▸ Aim: Each entry in the listing below should be restated word for word.

▸ Stored data:
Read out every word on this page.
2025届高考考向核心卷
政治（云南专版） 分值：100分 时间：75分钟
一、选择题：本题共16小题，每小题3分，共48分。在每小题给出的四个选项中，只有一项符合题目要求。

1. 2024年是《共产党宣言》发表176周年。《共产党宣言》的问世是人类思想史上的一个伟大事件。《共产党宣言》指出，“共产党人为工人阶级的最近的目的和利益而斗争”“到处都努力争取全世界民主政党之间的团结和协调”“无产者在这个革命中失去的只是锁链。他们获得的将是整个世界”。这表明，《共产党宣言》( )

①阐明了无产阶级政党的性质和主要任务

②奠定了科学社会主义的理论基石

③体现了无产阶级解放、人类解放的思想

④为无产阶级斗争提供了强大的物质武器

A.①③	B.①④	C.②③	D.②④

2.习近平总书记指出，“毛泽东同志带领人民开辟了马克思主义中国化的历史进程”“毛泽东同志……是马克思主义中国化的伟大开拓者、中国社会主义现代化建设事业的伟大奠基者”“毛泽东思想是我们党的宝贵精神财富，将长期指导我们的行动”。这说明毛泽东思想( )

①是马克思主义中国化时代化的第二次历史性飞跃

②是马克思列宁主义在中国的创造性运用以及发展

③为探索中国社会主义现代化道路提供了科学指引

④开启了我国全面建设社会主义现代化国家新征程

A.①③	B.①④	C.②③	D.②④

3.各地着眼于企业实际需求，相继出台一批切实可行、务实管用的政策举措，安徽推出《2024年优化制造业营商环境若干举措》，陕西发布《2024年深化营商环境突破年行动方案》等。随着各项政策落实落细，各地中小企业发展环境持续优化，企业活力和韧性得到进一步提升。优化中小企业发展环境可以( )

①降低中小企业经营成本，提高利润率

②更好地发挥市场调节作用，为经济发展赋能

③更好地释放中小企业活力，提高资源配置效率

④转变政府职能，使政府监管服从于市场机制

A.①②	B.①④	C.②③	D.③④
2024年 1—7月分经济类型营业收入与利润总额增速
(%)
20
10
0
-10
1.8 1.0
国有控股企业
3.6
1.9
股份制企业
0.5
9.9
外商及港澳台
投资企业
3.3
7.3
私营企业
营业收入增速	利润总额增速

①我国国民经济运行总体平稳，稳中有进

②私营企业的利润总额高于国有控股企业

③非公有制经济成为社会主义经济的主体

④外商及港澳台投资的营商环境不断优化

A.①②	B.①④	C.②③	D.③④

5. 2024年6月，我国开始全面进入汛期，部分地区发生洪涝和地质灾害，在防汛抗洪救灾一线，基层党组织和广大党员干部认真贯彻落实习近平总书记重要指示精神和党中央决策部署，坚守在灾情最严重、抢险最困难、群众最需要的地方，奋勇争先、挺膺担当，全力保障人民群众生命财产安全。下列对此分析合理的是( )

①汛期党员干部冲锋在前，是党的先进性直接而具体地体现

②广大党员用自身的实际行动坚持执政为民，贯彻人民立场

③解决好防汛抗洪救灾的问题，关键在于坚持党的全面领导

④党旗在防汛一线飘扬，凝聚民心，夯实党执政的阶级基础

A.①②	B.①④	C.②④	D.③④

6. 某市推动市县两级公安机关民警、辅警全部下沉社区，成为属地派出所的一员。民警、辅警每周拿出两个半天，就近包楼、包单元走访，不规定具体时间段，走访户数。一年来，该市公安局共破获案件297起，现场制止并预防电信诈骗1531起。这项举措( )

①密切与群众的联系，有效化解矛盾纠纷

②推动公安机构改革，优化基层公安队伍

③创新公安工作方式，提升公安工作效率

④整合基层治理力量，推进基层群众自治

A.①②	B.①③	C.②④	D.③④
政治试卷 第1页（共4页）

▸ Output for this task:
Read out every word on this page.
2025届高考考向核心卷
政治（云南专版） 分值：100分 时间：75分钟
一、选择题：本题共16小题，每小题3分，共48分。在每小题给出的四个选项中，只有一项符合题目要求。

1. 2024年是《共产党宣言》发表176周年。《共产党宣言》的问世是人类思想史上的一个伟大事件。《共产党宣言》指出，“共产党人为工人阶级的最近的目的和利益而斗争”“到处都努力争取全世界民主政党之间的团结和协调”“无产者在这个革命中失去的只是锁链。他们获得的将是整个世界”。这表明，《共产党宣言》( )

①阐明了无产阶级政党的性质和主要任务

②奠定了科学社会主义的理论基石

③体现了无产阶级解放、人类解放的思想

④为无产阶级斗争提供了强大的物质武器

A.①③	B.①④	C.②③	D.②④

2.习近平总书记指出，“毛泽东同志带领人民开辟了马克思主义中国化的历史进程”“毛泽东同志……是马克思主义中国化的伟大开拓者、中国社会主义现代化建设事业的伟大奠基者”“毛泽东思想是我们党的宝贵精神财富，将长期指导我们的行动”。这说明毛泽东思想( )

①是马克思主义中国化时代化的第二次历史性飞跃

②是马克思列宁主义在中国的创造性运用以及发展

③为探索中国社会主义现代化道路提供了科学指引

④开启了我国全面建设社会主义现代化国家新征程

A.①③	B.①④	C.②③	D.②④

3.各地着眼于企业实际需求，相继出台一批切实可行、务实管用的政策举措，安徽推出《2024年优化制造业营商环境若干举措》，陕西发布《2024年深化营商环境突破年行动方案》等。随着各项政策落实落细，各地中小企业发展环境持续优化，企业活力和韧性得到进一步提升。优化中小企业发展环境可以( )

①降低中小企业经营成本，提高利润率

②更好地发挥市场调节作用，为经济发展赋能

③更好地释放中小企业活力，提高资源配置效率

④转变政府职能，使政府监管服从于市场机制

A.①②	B.①④	C.②③	D.③④
2024年 1—7月分经济类型营业收入与利润总额增速
(%)
20
10
0
-10
1.8 1.0
国有控股企业
3.6
1.9
股份制企业
0.5
9.9
外商及港澳台
投资企业
3.3
7.3
私营企业
营业收入增速	利润总额增速

①我国国民经济运行总体平稳，稳中有进

②私营企业的利润总额高于国有控股企业

③非公有制经济成为社会主义经济的主体

④外商及港澳台投资的营商环境不断优化

A.①②	B.①④	C.②③	D.③④

5. 2024年6月，我国开始全面进入汛期，部分地区发生洪涝和地质灾害，在防汛抗洪救灾一线，基层党组织和广大党员干部认真贯彻落实习近平总书记重要指示精神和党中央决策部署，坚守在灾情最严重、抢险最困难、群众最需要的地方，奋勇争先、挺膺担当，全力保障人民群众生命财产安全。下列对此分析合理的是( )

①汛期党员干部冲锋在前，是党的先进性直接而具体地体现

②广大党员用自身的实际行动坚持执政为民，贯彻人民立场

③解决好防汛抗洪救灾的问题，关键在于坚持党的全面领导

④党旗在防汛一线飘扬，凝聚民心，夯实党执政的阶级基础

A.①②	B.①④	C.②④	D.③④

6. 某市推动市县两级公安机关民警、辅警全部下沉社区，成为属地派出所的一员。民警、辅警每周拿出两个半天，就近包楼、包单元走访，不规定具体时间段，走访户数。一年来，该市公安局共破获案件297起，现场制止并预防电信诈骗1531起。这项举措( )

①密切与群众的联系，有效化解矛盾纠纷

②推动公安机构改革，优化基层公安队伍

③创新公安工作方式，提升公安工作效率

④整合基层治理力量，推进基层群众自治

A.①②	B.①③	C.②④	D.③④
政治试卷 第1页（共4页）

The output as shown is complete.